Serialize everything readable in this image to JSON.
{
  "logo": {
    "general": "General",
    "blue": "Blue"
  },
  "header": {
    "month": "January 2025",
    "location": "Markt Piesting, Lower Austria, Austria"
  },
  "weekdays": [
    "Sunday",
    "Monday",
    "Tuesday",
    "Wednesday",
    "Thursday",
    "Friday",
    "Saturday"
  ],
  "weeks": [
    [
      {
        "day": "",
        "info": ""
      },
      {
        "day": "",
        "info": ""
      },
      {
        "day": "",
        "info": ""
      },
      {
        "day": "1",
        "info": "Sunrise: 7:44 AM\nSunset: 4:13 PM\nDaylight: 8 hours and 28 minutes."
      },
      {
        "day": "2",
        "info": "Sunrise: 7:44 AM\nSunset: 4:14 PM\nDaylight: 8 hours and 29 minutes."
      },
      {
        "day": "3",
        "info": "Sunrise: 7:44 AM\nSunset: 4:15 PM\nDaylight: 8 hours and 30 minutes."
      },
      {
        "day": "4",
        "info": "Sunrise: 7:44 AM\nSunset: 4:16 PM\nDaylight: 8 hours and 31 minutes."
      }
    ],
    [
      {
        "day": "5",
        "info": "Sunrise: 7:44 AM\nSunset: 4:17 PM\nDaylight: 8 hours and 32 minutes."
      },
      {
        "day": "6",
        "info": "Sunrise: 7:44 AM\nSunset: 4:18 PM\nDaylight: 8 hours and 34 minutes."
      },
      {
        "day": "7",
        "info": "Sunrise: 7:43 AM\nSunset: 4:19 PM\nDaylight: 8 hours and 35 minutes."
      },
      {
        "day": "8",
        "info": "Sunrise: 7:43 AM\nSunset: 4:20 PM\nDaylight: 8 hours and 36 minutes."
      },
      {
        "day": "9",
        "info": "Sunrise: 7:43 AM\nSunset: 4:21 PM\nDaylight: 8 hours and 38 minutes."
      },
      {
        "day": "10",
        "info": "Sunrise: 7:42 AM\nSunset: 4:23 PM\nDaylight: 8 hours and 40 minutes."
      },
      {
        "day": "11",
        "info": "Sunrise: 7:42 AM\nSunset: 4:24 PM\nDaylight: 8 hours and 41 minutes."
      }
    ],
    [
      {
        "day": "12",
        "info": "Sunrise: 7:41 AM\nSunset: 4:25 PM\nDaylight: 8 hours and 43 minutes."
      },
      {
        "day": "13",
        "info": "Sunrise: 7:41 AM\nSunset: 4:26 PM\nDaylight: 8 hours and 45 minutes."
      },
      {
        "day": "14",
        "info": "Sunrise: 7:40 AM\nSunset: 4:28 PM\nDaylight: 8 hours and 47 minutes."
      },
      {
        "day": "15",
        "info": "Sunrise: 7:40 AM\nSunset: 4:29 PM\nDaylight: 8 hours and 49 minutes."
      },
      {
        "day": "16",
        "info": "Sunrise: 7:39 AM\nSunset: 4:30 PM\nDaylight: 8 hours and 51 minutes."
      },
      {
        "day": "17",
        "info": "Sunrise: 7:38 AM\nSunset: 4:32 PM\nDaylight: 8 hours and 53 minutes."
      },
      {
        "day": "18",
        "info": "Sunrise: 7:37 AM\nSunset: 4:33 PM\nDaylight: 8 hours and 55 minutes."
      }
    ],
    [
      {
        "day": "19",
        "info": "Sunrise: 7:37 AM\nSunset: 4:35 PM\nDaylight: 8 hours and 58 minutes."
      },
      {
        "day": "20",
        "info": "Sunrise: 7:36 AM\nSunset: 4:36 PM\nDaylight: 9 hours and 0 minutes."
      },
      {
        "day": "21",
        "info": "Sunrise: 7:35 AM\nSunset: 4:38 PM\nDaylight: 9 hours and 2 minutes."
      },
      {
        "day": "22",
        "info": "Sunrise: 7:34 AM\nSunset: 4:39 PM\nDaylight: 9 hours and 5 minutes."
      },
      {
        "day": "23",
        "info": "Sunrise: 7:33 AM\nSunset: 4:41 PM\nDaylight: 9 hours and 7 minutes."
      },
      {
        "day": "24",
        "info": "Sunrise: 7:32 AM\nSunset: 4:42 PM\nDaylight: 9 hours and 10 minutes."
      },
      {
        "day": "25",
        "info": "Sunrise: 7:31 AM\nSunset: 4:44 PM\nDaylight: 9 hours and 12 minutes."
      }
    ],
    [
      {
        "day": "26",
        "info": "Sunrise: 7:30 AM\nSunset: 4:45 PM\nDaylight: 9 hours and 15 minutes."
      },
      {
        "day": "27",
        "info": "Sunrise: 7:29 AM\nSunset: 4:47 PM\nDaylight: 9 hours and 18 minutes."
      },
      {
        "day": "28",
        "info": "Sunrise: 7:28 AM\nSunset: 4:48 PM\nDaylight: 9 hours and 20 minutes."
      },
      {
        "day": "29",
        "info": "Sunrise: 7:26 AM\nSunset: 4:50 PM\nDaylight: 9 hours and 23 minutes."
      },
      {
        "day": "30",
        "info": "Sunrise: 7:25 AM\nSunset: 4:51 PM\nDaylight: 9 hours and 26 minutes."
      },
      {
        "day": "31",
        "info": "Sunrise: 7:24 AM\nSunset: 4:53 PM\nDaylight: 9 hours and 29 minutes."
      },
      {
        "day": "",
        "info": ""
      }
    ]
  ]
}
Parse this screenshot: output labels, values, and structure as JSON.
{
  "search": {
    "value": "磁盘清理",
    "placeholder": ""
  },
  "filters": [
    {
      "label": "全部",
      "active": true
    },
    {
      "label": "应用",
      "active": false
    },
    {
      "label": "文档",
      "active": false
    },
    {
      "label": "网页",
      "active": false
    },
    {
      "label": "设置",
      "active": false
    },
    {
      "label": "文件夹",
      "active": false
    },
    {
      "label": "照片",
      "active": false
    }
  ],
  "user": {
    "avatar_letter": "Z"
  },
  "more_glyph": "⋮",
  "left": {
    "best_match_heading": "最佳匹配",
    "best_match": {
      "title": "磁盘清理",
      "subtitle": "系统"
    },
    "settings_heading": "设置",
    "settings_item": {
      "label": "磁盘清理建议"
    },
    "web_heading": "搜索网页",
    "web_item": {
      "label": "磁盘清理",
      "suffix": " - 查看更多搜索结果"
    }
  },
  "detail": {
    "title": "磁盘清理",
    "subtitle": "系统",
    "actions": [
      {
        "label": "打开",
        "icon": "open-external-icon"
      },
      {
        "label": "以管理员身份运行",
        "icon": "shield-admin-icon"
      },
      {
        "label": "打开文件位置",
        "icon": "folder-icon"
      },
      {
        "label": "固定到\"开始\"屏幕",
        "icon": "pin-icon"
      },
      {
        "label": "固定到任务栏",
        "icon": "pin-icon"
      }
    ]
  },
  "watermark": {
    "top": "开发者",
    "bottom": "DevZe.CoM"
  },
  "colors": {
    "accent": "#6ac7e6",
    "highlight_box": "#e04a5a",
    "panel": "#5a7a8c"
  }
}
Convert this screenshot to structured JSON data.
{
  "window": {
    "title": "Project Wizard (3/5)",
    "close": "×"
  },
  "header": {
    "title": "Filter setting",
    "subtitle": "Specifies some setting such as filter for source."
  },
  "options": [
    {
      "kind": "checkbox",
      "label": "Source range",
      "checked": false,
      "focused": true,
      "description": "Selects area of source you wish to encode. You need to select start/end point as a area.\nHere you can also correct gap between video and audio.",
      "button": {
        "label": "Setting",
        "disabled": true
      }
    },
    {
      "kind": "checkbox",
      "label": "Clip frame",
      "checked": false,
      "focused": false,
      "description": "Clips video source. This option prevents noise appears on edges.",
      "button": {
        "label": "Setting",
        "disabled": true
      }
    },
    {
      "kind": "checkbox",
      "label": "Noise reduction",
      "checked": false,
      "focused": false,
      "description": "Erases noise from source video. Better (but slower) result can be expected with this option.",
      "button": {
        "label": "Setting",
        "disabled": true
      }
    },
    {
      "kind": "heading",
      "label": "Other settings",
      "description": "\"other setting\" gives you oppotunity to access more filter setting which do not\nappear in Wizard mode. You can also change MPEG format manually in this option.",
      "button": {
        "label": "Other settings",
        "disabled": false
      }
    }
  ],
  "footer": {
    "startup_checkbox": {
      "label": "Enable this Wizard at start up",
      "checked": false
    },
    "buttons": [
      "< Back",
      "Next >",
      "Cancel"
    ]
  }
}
________________________
Exercise description: Above are the records. Identify each line that contains the word "Wizard".

Correct output:
    "title": "Project Wizard (3/5)",
      "description": "\"other setting\" gives you oppotunity to access more filter setting which do not\nappear in Wizard mode. You can also change MPEG format manually in this option.",
      "label": "Enable this Wizard at start up",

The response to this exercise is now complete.